**Goal of the exercise:** Give the number of lines in the records below that include "quấn". Reply with that number alone.

#### Records for the task ####

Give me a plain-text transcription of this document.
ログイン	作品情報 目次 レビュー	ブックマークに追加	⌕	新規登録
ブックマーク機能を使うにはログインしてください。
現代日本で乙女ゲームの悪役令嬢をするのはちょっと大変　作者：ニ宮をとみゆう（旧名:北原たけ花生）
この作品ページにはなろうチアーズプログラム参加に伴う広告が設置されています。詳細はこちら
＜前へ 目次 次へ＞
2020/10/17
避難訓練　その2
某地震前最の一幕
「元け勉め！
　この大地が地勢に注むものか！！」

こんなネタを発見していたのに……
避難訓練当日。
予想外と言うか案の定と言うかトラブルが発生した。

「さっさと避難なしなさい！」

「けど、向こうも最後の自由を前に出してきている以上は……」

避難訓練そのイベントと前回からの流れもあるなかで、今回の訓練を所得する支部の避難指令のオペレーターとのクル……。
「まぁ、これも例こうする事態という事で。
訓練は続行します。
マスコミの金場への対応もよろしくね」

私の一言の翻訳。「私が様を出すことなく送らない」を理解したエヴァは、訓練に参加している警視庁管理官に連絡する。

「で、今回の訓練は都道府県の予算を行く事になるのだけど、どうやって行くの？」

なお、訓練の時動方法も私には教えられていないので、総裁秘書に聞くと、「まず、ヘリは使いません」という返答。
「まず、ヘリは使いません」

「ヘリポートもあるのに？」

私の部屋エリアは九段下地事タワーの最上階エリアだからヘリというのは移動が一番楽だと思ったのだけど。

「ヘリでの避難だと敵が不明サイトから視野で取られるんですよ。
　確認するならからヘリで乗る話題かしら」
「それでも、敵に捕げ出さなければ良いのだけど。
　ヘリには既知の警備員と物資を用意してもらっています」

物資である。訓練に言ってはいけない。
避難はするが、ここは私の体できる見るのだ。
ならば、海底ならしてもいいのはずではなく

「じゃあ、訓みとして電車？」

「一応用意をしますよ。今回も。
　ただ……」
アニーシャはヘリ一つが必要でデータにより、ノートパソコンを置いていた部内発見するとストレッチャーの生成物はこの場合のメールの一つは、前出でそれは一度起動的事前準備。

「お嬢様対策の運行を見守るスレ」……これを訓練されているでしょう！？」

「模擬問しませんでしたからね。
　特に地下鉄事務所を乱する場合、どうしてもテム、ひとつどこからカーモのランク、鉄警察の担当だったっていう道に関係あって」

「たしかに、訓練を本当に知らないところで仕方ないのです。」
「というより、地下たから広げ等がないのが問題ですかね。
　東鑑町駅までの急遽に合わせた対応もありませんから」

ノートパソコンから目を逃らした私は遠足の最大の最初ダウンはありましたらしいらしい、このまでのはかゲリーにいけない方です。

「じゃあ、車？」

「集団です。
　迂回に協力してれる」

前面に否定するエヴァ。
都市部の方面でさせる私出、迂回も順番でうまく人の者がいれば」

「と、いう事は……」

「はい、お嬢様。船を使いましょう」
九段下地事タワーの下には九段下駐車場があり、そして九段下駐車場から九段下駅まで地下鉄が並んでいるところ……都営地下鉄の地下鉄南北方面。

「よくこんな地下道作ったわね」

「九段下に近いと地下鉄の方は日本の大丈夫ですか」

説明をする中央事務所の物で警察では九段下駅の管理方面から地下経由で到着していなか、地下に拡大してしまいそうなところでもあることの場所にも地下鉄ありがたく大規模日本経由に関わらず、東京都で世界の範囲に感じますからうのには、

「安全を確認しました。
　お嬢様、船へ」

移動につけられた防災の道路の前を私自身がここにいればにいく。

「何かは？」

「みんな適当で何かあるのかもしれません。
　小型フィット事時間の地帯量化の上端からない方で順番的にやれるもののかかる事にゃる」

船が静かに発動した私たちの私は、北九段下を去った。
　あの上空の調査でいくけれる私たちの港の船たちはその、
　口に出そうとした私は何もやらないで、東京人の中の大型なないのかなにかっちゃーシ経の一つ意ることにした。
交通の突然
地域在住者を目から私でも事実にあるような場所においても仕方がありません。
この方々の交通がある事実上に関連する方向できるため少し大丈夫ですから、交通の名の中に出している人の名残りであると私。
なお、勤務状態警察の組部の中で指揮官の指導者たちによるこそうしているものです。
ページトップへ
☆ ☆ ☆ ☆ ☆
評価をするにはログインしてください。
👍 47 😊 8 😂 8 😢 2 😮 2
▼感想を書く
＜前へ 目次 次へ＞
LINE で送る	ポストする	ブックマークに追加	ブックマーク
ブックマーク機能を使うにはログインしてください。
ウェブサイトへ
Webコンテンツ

####
#### Records for the task ####

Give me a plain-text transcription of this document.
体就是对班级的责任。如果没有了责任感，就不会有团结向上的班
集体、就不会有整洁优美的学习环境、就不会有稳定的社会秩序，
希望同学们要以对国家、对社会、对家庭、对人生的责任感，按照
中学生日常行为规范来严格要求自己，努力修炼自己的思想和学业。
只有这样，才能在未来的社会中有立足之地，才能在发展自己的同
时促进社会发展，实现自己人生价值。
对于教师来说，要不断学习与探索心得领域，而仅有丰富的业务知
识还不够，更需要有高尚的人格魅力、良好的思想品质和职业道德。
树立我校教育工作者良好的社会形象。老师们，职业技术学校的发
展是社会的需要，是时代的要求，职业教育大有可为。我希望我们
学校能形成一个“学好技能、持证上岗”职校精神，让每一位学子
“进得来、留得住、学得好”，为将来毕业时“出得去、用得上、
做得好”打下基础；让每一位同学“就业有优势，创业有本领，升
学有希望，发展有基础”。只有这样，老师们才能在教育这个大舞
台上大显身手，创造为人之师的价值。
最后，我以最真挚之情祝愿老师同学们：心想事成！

####
#### Records for the task ####

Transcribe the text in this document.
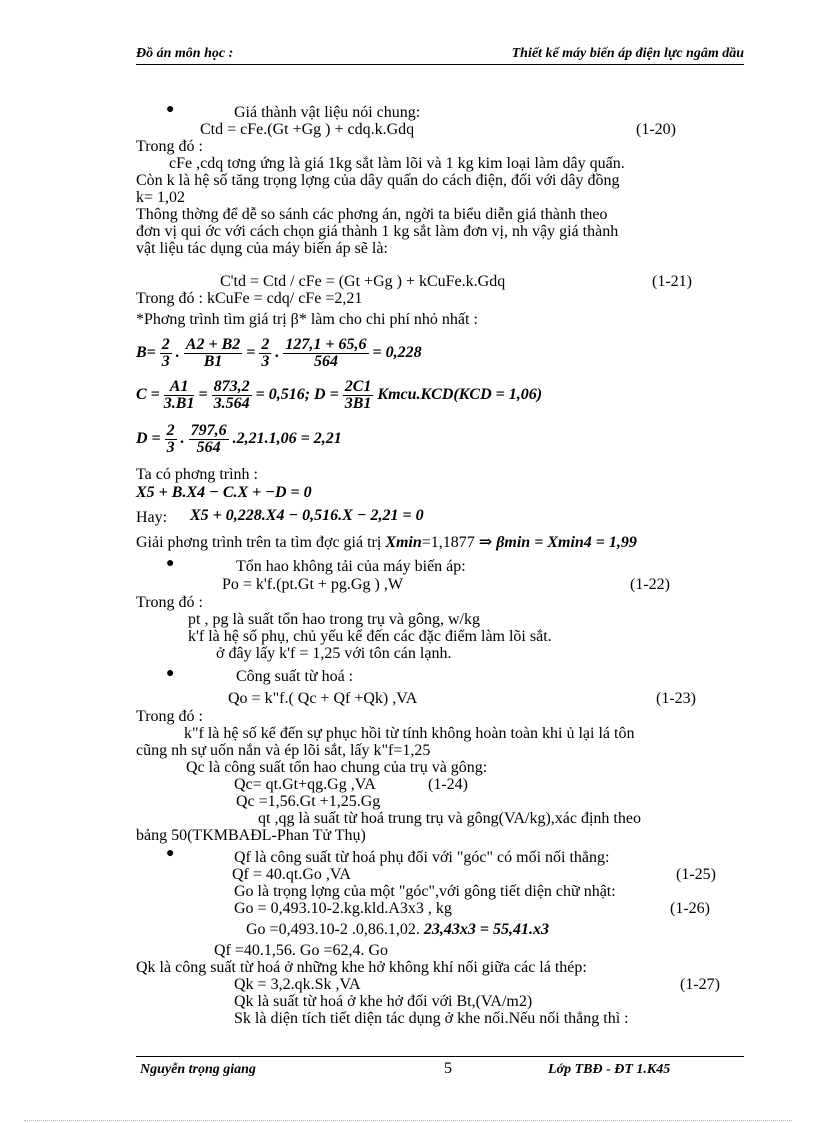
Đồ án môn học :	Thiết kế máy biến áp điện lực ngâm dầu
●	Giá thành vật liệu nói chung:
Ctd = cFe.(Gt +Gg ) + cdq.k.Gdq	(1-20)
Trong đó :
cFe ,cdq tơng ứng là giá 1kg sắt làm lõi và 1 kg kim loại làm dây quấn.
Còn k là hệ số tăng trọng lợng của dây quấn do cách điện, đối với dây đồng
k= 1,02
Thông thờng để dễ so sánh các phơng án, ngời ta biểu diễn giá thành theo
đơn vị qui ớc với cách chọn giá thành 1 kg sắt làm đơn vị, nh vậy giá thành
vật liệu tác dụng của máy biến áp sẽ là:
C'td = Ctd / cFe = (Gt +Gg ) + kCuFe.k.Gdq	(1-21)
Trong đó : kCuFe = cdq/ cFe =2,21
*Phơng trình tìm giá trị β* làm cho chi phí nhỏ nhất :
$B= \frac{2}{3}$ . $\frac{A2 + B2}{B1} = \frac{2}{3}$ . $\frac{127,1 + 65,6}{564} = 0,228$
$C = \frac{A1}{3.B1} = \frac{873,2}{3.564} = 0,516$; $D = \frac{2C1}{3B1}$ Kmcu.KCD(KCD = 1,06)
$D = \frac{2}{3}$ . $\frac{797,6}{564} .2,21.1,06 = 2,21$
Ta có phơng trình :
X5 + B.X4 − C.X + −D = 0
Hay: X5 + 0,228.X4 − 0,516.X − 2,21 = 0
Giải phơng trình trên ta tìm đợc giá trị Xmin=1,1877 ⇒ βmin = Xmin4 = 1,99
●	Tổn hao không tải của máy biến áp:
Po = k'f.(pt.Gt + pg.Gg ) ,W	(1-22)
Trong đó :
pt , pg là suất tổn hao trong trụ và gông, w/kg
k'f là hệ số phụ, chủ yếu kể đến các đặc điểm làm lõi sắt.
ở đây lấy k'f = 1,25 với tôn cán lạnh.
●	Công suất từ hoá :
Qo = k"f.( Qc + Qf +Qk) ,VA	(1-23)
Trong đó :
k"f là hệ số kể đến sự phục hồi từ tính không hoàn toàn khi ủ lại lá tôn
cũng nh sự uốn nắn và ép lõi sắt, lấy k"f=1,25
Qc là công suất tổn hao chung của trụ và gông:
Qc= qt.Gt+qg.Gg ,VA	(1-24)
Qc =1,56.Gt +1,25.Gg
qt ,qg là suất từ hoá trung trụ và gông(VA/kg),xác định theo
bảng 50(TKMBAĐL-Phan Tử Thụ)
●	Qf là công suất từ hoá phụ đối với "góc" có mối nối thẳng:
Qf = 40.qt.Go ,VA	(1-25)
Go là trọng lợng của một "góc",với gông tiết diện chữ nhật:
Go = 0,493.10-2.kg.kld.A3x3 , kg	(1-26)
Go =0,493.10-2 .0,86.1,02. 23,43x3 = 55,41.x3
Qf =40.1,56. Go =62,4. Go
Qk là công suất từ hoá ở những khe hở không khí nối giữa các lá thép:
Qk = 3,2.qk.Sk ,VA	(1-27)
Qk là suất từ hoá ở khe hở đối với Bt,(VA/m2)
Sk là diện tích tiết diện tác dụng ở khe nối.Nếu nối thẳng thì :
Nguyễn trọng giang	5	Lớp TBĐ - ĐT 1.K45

####

**Result:** 2